# [Problem details]
Below are some records; retype all of them exactly.

# [Task inputs]
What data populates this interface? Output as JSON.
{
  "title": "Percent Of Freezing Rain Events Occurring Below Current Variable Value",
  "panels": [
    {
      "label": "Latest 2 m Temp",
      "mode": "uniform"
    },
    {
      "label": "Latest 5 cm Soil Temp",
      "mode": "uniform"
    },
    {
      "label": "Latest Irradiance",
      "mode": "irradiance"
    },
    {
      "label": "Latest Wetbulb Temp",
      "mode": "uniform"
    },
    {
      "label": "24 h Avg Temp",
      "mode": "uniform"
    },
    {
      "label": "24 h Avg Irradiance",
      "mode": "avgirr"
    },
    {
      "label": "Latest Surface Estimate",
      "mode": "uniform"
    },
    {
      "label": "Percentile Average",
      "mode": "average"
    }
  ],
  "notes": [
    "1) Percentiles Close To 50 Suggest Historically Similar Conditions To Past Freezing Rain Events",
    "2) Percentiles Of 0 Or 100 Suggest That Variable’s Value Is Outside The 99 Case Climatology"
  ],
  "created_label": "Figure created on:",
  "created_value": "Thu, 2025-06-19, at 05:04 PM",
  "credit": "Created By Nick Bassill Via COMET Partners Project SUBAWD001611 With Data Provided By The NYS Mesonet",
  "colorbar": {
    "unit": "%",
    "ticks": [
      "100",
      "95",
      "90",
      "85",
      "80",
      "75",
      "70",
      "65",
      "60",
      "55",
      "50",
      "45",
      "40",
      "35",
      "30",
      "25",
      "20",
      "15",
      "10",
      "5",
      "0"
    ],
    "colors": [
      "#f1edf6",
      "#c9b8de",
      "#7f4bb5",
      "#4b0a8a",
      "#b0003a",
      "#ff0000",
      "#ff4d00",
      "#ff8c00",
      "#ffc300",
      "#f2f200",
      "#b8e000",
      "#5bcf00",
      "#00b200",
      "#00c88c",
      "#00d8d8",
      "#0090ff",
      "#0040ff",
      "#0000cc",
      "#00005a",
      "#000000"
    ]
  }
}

# [Final answer]
What data populates this interface? Output as JSON.
{
  "title": "Percent Of Freezing Rain Events Occurring Below Current Variable Value",
  "panels": [
    {
      "label": "Latest 2 m Temp",
      "mode": "uniform"
    },
    {
      "label": "Latest 5 cm Soil Temp",
      "mode": "uniform"
    },
    {
      "label": "Latest Irradiance",
      "mode": "irradiance"
    },
    {
      "label": "Latest Wetbulb Temp",
      "mode": "uniform"
    },
    {
      "label": "24 h Avg Temp",
      "mode": "uniform"
    },
    {
      "label": "24 h Avg Irradiance",
      "mode": "avgirr"
    },
    {
      "label": "Latest Surface Estimate",
      "mode": "uniform"
    },
    {
      "label": "Percentile Average",
      "mode": "average"
    }
  ],
  "notes": [
    "1) Percentiles Close To 50 Suggest Historically Similar Conditions To Past Freezing Rain Events",
    "2) Percentiles Of 0 Or 100 Suggest That Variable’s Value Is Outside The 99 Case Climatology"
  ],
  "created_label": "Figure created on:",
  "created_value": "Thu, 2025-06-19, at 05:04 PM",
  "credit": "Created By Nick Bassill Via COMET Partners Project SUBAWD001611 With Data Provided By The NYS Mesonet",
  "colorbar": {
    "unit": "%",
    "ticks": [
      "100",
      "95",
      "90",
      "85",
      "80",
      "75",
      "70",
      "65",
      "60",
      "55",
      "50",
      "45",
      "40",
      "35",
      "30",
      "25",
      "20",
      "15",
      "10",
      "5",
      "0"
    ],
    "colors": [
      "#f1edf6",
      "#c9b8de",
      "#7f4bb5",
      "#4b0a8a",
      "#b0003a",
      "#ff0000",
      "#ff4d00",
      "#ff8c00",
      "#ffc300",
      "#f2f200",
      "#b8e000",
      "#5bcf00",
      "#00b200",
      "#00c88c",
      "#00d8d8",
      "#0090ff",
      "#0040ff",
      "#0000cc",
      "#00005a",
      "#000000"
    ]
  }
}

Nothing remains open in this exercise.